Dataset rows:

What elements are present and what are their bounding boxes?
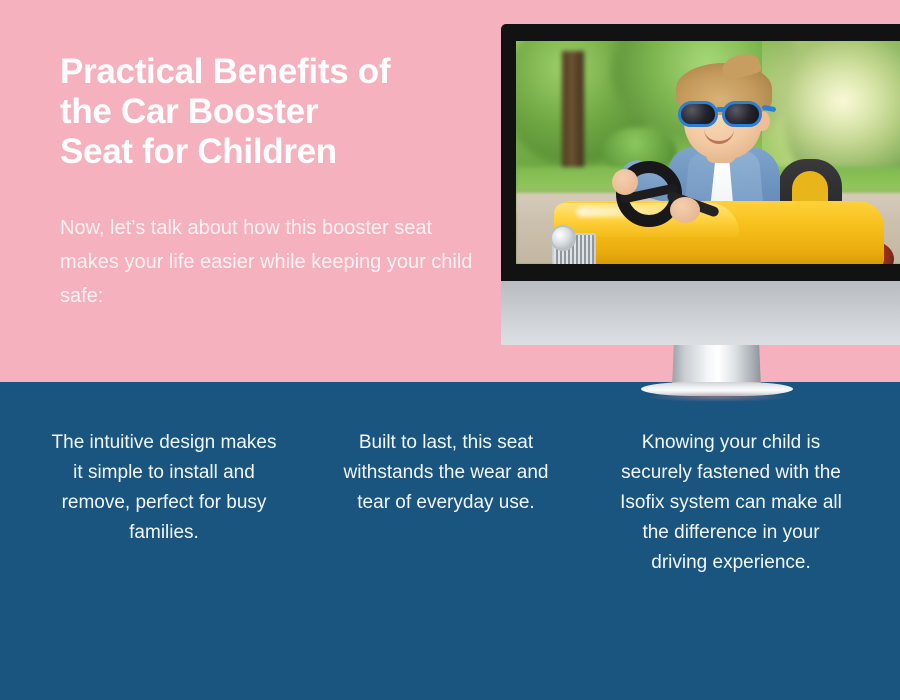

--

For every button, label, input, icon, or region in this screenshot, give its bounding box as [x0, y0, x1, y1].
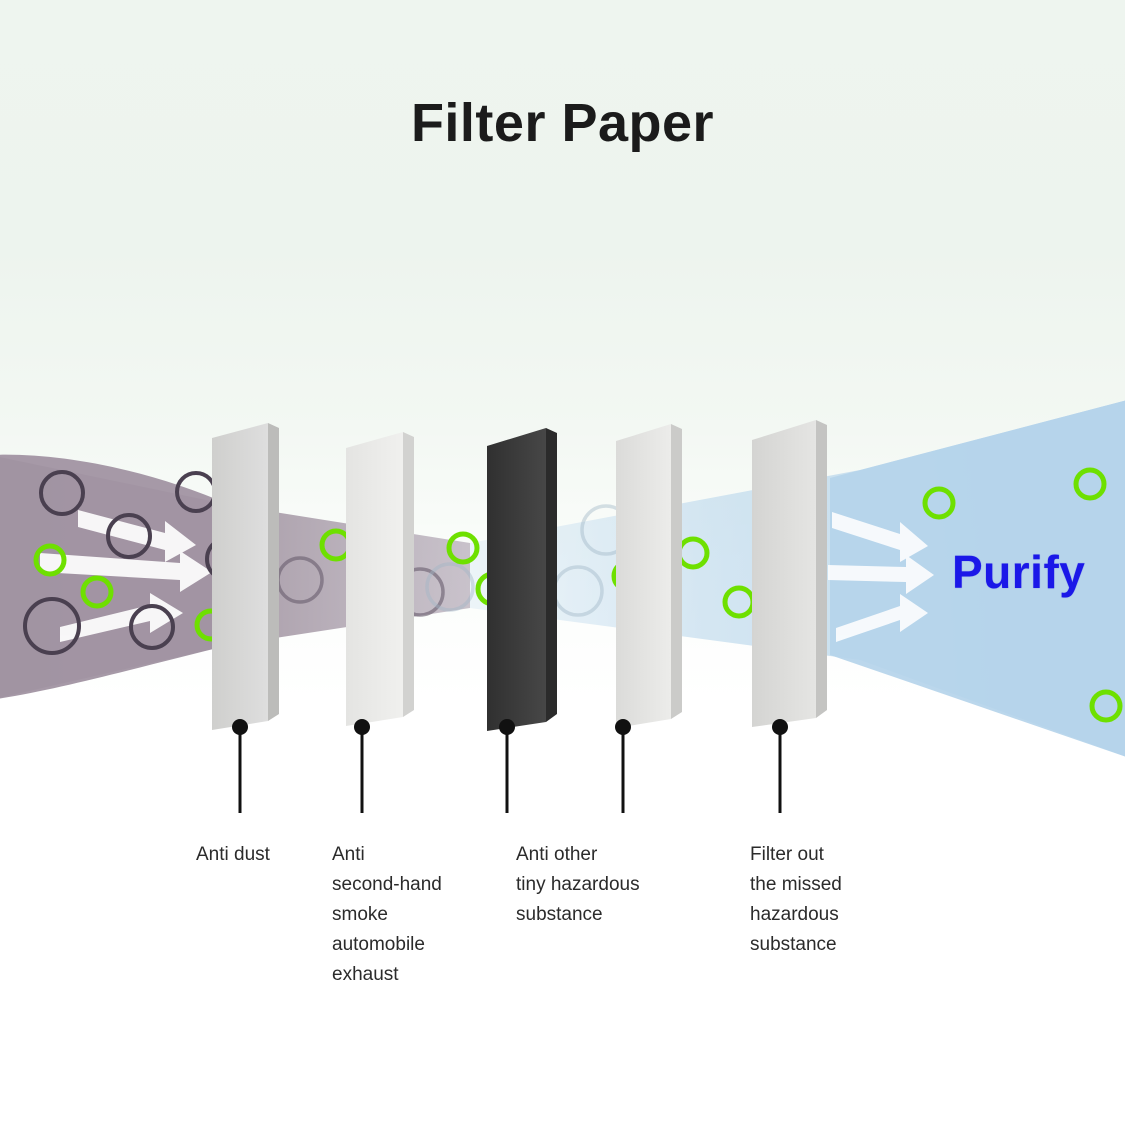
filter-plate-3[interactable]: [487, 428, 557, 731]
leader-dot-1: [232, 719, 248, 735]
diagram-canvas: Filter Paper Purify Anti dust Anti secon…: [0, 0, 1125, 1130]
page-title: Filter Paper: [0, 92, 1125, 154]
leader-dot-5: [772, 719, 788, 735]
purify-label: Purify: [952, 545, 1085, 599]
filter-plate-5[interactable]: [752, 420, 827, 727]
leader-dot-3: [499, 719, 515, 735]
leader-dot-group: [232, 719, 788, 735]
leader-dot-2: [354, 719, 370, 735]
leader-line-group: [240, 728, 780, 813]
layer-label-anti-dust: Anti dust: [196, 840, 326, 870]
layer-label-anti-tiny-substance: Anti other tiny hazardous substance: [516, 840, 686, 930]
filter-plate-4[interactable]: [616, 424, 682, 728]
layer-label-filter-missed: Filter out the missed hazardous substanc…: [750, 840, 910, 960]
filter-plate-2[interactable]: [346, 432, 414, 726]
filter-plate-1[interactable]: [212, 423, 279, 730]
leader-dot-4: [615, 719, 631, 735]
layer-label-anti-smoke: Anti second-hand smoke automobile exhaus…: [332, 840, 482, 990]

--

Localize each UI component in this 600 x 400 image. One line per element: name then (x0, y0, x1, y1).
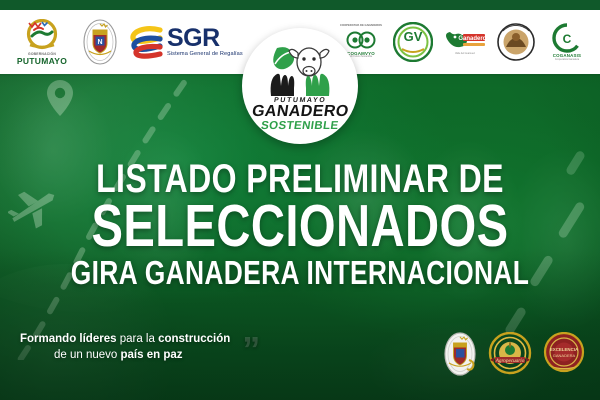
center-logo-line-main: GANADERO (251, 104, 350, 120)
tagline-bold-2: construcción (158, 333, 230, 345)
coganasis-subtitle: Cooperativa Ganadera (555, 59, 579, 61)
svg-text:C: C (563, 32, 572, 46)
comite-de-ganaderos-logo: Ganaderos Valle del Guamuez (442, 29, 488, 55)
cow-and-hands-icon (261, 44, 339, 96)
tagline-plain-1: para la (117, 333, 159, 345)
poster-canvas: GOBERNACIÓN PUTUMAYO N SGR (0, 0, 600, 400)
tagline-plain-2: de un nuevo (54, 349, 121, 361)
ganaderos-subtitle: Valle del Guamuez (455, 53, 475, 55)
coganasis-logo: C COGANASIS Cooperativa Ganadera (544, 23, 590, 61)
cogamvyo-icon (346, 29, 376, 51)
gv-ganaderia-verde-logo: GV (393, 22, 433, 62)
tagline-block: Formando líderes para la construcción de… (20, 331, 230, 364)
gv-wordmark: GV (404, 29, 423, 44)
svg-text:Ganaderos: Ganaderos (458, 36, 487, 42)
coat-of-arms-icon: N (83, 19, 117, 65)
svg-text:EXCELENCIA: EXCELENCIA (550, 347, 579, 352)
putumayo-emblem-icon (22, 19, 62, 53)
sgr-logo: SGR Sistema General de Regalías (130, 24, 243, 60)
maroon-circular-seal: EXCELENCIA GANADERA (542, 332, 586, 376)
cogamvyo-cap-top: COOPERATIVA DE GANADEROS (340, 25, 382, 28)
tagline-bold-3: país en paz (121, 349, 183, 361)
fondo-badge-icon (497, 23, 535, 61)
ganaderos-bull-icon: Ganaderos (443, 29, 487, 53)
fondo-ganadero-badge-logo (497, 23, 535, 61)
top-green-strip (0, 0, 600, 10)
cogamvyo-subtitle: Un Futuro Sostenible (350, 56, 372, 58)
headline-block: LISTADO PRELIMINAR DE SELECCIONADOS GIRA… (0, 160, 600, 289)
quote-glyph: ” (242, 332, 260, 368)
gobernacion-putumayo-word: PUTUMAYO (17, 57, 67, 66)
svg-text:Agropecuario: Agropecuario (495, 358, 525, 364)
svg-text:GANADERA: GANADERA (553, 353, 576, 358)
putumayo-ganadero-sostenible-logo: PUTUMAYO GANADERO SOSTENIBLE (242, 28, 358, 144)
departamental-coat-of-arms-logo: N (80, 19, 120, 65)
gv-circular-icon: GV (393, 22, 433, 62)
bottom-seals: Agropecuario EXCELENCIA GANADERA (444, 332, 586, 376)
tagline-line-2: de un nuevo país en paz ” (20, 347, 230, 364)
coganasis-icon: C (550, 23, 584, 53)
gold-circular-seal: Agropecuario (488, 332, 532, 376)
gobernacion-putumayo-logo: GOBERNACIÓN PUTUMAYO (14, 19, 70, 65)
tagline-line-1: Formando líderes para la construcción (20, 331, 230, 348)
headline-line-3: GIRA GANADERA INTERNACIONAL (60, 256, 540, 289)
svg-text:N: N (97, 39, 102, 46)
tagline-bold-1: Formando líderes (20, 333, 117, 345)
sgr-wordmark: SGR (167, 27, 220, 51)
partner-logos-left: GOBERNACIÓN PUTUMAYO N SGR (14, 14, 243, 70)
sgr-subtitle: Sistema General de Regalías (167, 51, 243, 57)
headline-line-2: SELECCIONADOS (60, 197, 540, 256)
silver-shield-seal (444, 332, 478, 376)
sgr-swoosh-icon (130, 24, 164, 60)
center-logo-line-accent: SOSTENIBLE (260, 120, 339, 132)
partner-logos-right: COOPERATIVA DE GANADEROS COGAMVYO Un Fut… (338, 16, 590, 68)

Challenge: Transcribe the material from the line with "For every button, label, input, icon, or" up to and including the line with "layer-label-anti-smoke: Anti second-hand", keeping every line exactly as it appears. Leave out the pictures.

Reply to the exercise:
For every button, label, input, icon, or region in this screenshot, give its bounding box as [x0, y0, x1, y1].
filter-plate-3[interactable]: [487, 428, 557, 731]
leader-dot-1: [232, 719, 248, 735]
diagram-canvas: Filter Paper Purify Anti dust Anti secon…: [0, 0, 1125, 1130]
page-title: Filter Paper: [0, 92, 1125, 154]
leader-dot-5: [772, 719, 788, 735]
purify-label: Purify: [952, 545, 1085, 599]
filter-plate-5[interactable]: [752, 420, 827, 727]
leader-dot-3: [499, 719, 515, 735]
leader-dot-group: [232, 719, 788, 735]
leader-dot-2: [354, 719, 370, 735]
leader-line-group: [240, 728, 780, 813]
layer-label-anti-dust: Anti dust: [196, 840, 326, 870]
layer-label-anti-tiny-substance: Anti other tiny hazardous substance: [516, 840, 686, 930]
filter-plate-4[interactable]: [616, 424, 682, 728]
layer-label-filter-missed: Filter out the missed hazardous substanc…: [750, 840, 910, 960]
filter-plate-2[interactable]: [346, 432, 414, 726]
filter-plate-1[interactable]: [212, 423, 279, 730]
leader-dot-4: [615, 719, 631, 735]
layer-label-anti-smoke: Anti second-hand smoke automobile exhaus…: [332, 840, 482, 990]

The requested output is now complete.